[Saved data entries]
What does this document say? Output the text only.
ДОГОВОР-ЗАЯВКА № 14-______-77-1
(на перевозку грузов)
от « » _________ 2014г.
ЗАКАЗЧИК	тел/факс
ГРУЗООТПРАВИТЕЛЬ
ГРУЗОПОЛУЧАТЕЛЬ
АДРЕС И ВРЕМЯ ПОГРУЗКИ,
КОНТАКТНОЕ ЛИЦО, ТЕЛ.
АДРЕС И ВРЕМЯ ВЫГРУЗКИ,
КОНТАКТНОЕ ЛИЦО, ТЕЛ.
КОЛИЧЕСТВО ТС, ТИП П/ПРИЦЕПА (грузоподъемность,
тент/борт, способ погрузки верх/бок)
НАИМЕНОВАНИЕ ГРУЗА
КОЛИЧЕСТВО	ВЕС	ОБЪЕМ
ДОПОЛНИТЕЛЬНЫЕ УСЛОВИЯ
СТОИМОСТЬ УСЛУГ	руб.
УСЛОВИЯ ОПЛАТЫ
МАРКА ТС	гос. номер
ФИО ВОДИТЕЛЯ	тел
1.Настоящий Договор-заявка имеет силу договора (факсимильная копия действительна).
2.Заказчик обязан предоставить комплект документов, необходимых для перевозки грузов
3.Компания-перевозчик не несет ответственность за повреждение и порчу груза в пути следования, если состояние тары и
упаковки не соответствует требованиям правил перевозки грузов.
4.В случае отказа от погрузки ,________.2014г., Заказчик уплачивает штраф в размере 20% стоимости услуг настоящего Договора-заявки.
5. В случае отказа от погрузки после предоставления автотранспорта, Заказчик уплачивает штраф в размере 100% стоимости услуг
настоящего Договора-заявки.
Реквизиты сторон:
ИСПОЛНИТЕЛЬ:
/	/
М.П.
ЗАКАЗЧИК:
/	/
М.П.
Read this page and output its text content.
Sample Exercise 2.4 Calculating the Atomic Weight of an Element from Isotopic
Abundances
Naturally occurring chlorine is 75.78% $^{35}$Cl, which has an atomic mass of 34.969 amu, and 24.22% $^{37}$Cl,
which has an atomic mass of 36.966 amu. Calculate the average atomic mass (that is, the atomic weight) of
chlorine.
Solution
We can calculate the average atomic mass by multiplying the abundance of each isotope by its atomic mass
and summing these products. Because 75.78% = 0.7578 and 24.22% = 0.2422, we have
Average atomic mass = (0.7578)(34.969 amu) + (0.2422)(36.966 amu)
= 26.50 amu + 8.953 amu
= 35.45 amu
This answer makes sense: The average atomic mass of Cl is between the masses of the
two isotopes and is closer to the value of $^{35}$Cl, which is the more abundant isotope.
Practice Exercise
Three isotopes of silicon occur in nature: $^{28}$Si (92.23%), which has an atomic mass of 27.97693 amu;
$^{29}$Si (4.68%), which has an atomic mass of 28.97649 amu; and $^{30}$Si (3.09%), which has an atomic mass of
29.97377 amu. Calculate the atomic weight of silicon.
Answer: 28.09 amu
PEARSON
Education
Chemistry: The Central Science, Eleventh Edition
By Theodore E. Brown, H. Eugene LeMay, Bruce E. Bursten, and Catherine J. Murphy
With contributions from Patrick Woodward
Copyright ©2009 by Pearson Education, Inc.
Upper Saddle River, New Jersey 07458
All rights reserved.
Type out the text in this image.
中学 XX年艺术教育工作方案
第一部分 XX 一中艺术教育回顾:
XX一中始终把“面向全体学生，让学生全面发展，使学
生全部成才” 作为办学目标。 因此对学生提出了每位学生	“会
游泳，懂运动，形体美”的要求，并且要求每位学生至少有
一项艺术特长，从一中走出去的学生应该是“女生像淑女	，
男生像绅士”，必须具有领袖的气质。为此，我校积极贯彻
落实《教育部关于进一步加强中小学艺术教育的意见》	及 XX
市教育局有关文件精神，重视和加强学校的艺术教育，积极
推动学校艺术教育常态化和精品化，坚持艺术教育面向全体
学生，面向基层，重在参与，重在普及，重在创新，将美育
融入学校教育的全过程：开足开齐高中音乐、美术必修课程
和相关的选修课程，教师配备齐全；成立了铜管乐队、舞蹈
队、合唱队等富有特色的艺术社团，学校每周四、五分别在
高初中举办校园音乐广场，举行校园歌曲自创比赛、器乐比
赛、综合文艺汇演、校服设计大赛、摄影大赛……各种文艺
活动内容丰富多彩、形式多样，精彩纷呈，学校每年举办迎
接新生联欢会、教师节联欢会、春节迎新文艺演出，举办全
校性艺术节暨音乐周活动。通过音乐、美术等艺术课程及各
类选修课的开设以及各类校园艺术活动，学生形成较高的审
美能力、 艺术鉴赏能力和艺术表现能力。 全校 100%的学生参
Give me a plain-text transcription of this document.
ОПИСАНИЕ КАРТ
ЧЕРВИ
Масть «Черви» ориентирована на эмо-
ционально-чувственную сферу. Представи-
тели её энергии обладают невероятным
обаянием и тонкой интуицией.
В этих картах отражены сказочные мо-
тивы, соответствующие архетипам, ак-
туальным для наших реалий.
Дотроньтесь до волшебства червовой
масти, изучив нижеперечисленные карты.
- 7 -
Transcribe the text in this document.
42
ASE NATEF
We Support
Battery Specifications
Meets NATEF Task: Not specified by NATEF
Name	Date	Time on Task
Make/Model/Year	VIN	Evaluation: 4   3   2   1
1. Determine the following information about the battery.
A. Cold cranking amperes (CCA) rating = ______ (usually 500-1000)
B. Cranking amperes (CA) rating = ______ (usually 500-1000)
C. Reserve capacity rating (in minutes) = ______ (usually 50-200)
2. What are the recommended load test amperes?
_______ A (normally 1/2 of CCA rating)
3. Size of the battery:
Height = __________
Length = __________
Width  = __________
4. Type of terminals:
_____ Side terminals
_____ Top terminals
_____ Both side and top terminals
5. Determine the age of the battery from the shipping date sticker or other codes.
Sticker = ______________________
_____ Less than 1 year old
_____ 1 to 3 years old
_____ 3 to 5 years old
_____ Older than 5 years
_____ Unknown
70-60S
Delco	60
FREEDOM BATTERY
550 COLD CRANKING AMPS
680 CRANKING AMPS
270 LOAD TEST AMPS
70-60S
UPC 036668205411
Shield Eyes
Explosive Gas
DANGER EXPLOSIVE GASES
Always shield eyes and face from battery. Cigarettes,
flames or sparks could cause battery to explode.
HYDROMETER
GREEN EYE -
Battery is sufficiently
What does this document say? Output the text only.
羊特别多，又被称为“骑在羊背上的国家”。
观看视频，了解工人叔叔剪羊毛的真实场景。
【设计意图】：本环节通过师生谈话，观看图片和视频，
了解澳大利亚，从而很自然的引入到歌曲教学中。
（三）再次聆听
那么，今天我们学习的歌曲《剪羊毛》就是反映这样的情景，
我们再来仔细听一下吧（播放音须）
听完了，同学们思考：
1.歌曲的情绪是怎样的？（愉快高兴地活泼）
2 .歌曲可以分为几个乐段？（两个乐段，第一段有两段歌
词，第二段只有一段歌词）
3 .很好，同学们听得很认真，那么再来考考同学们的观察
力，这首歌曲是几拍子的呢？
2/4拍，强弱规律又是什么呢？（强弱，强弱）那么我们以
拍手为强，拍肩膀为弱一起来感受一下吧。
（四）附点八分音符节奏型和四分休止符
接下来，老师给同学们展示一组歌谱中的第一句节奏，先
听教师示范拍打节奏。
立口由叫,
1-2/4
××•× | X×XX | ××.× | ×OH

What you have to do → In the entries above, count each line that holds "стоимости". Give the total and nothing else.

Exercise answer → 2